*STATED TASK 1*.
Please copy from the records the stretch from the line containing "1090, 1216, 1117]" through the line containing "1384, 980, 1437]", both included, and output those lines unchanged.

*TEXT PASSAGE*.

Court File and Parties
CITATION: Segeren v. Segeren, 2017 ONSC 6103
COURT FILE NO.: 12160/13 (Chatham)
DATE: 20171013
SUPERIOR COURT OF JUSTICE – ONTARIO
FAMILY COURT
RE: Michelle Lynn Segeren, Applicant
AND:
Gary John Segeren, Respondent
BEFORE: Aston J.
COUNSEL: Daniel Scott, for Karen Labadie and Robert Ballance, for Kenneth W. J. Rhodes, counsel for the applicant
Jonathan M. Quaglia, counsel for the respondent
HEARD: September 26, 2017
ENDORSEMENT
[1] Five motions were before the court on September 26. The husband’s motion at tab 24 was adjourned to a date in October. The four other motions were decided on September 26 with reasons to follow. These are those reasons.
[2] This litigation started a few weeks after the parties separated, more than four-and-a-half years ago. It was scheduled for a trial date last year but struck from the trial list to enable the parties to attempt a mediated resolution. That process is stalled. The husband’s motion to get it back on the rails (tab 24 of the Continuing Record) was served on January 16, 2017. That motion was itself derailed by his follow-up motion to have Mr. Rhodes removed as the applicant’s solicitor and requests for other relief found in his motion at tab 27 of the Continuing Record. This latter motion and the subsequent motions at tabs 33 and 36 were adjourned several times before the submissions on September 26.
[3] Mr. Quaglia’s first request on behalf of the respondent was to cross-examine Mr. Rhodes and his longtime assistant Ms. Labadie on their respective affidavits. I found that Mr. Quaglia’s request met the test in FL Rule 20(5) because there were prima facie discrepancies in the signatures. Though the affidavits explained the sequence of events, cross-examination could possibly impeach the credibility of the deponents. However, I was concerned about the delay that would result from cross-examination before a special examiner, particularly taking into account the necessity of arranging for an out-of-town judge to hear these motions. With the consent of Mr. Rhodes and Ms. Labadie, they were cross-examined in open court before hearing submissions on the outstanding motions. Ms. Labadie was cross-examined first in the absence of Mr. Rhodes.

*DATA SHOWN*.
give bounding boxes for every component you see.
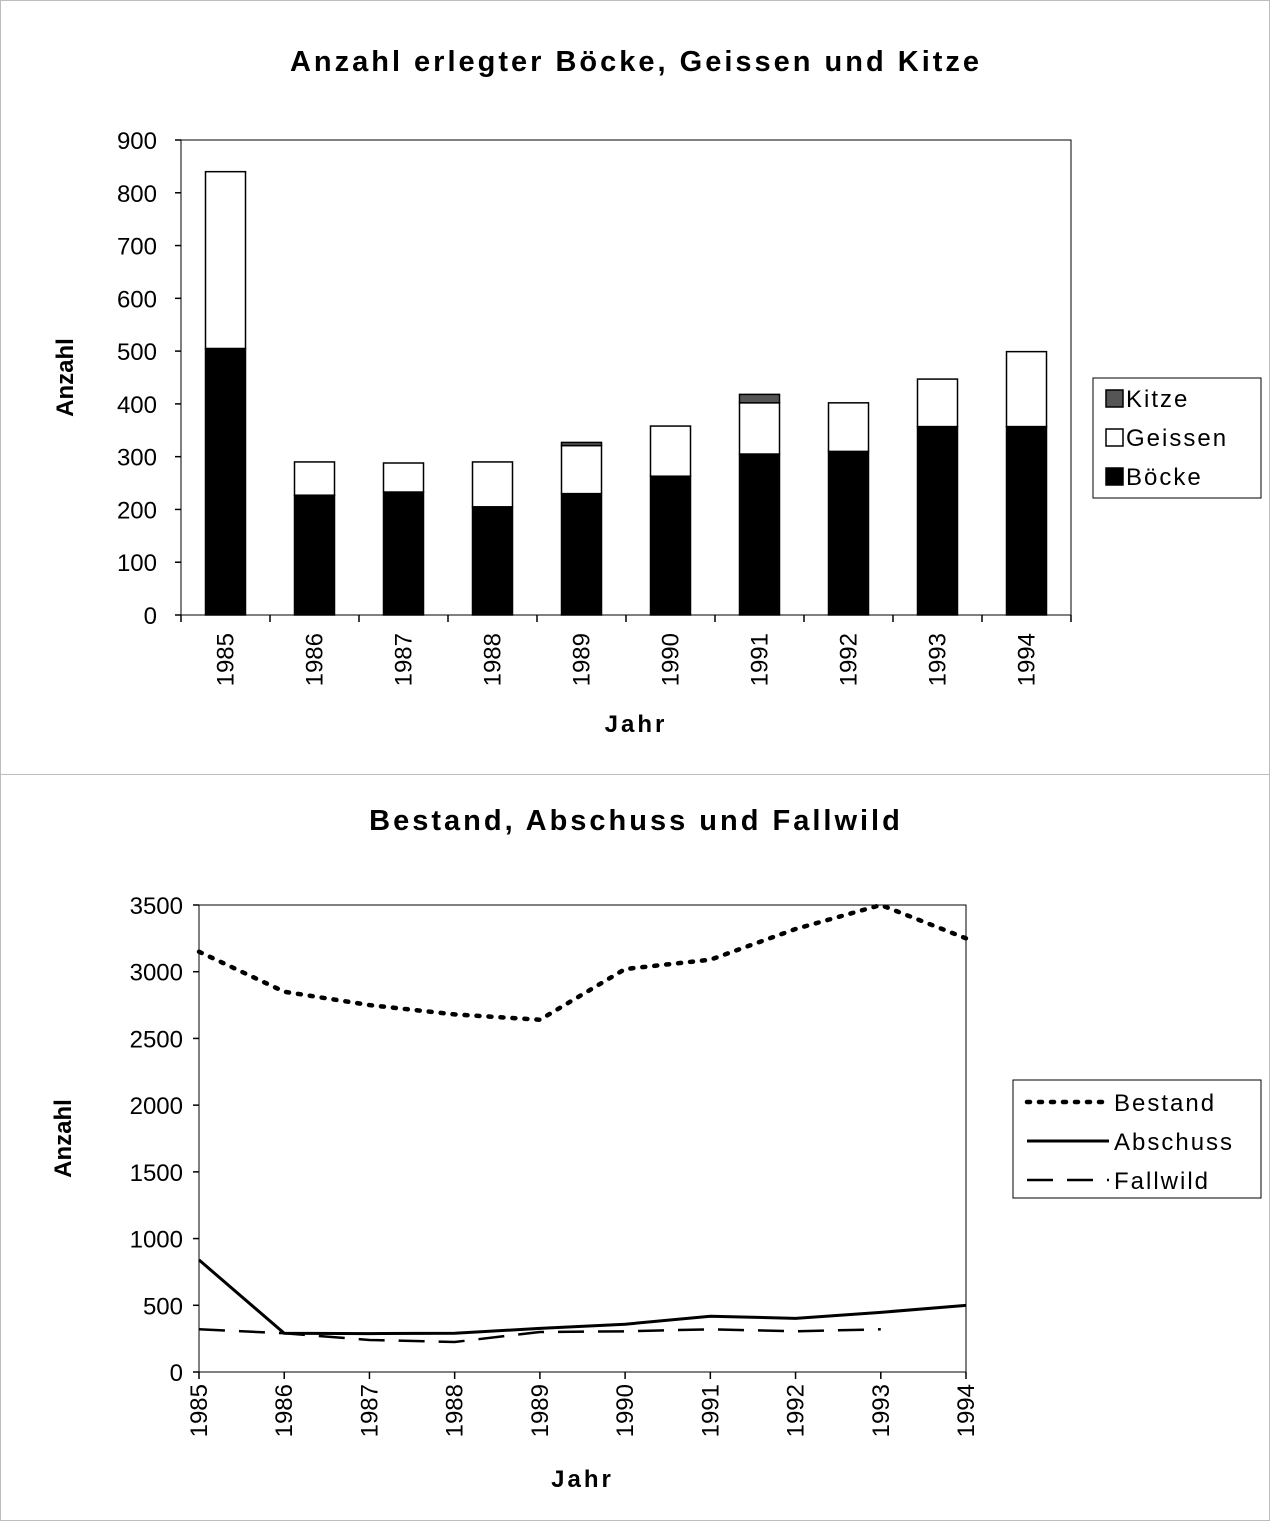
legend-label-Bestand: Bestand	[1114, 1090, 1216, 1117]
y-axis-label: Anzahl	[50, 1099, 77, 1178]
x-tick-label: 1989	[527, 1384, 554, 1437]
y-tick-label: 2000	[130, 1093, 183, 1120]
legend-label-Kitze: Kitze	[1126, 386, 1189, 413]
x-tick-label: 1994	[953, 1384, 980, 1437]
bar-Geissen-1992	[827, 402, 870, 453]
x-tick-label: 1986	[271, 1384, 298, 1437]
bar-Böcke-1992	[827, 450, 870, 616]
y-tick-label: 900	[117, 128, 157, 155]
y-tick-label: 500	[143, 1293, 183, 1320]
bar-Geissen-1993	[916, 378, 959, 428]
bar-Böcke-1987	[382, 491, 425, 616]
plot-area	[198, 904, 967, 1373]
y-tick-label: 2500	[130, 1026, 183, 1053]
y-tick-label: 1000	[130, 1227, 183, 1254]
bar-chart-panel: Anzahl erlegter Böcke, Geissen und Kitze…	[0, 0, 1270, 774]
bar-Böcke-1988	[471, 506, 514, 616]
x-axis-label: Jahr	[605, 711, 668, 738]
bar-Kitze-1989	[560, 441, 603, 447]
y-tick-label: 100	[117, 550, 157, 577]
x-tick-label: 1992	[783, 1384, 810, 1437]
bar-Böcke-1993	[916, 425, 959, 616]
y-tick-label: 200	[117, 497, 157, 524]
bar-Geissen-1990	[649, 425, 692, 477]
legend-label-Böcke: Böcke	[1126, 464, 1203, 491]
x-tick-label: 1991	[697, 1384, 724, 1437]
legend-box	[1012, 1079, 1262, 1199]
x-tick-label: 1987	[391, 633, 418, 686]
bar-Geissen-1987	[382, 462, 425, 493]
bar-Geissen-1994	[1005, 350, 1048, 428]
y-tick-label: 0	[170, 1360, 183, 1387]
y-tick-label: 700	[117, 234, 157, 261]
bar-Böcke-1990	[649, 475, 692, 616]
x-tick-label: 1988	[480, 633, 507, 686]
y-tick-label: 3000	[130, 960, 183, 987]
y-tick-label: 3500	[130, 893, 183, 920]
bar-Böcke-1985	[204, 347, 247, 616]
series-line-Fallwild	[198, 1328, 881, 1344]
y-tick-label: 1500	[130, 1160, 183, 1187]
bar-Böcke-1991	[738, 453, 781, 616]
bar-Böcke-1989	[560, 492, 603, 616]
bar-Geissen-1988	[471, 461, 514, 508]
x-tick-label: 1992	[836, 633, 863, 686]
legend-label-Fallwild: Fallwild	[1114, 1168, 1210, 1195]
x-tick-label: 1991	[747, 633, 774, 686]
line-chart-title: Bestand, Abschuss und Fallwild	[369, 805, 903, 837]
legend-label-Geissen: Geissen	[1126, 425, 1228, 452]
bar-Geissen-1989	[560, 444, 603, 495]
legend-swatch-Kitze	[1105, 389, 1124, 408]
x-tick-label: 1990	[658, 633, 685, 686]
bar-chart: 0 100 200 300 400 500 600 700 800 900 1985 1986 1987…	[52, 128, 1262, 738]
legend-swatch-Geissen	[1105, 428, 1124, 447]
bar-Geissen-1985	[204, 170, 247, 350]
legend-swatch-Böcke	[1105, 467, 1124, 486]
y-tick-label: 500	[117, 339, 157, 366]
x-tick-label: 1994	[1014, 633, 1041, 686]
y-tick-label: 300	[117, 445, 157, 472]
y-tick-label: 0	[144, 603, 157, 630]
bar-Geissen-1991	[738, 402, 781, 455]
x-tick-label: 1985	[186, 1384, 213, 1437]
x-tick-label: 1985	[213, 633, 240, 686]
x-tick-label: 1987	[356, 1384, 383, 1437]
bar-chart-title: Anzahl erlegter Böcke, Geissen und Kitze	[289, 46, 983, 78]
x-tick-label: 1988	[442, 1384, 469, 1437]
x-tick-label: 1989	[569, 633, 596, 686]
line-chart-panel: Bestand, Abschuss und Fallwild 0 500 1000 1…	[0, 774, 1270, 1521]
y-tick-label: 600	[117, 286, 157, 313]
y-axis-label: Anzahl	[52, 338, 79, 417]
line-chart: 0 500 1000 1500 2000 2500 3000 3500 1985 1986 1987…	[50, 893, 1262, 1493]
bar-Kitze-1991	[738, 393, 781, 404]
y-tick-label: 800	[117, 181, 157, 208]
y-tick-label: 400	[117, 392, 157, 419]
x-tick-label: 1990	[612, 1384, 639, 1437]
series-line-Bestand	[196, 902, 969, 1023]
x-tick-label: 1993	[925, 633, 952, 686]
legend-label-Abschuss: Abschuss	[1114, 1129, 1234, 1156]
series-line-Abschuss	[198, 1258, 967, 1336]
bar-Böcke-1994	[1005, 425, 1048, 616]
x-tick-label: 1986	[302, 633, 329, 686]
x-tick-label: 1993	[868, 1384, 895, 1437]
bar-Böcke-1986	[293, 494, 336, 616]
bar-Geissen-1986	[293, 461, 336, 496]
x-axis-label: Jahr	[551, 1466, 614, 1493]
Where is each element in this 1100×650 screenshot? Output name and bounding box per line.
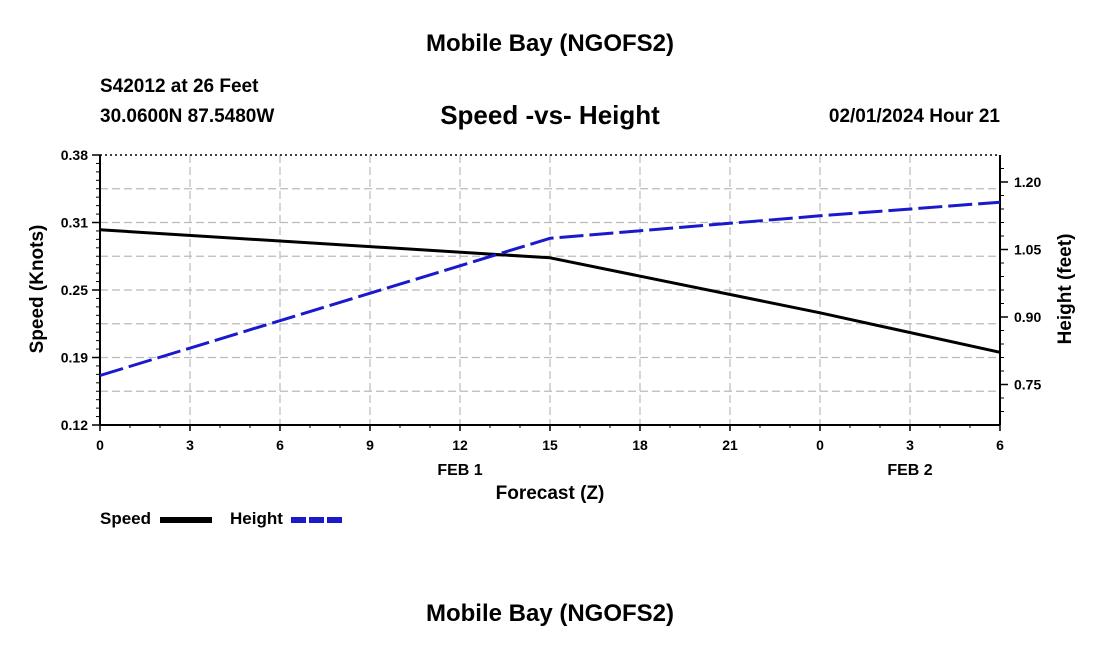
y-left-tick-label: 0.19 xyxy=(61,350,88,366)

*STATED TASK 2*.
Answer these questions from the court endorsement:
(a) On what date was the husband's motion at tab 24 served?
(b) Who appeared as counsel for the respondent?
(c) Which deponent was cross-examined first?

*FINAL ANSWER 1*.
legend-label-Bestand: Bestand	[1114, 1090, 1216, 1117]
y-axis-label: Anzahl	[50, 1099, 77, 1178]
x-tick-label: 1989	[527, 1384, 554, 1437]
y-tick-label: 2000	[130, 1093, 183, 1120]
legend-label-Kitze: Kitze	[1126, 386, 1189, 413]
x-tick-label: 1994	[953, 1384, 980, 1437]

*FINAL ANSWER 2*.
(a) January 16, 2017
(b) Jonathan M. Quaglia
(c) Ms. Labadie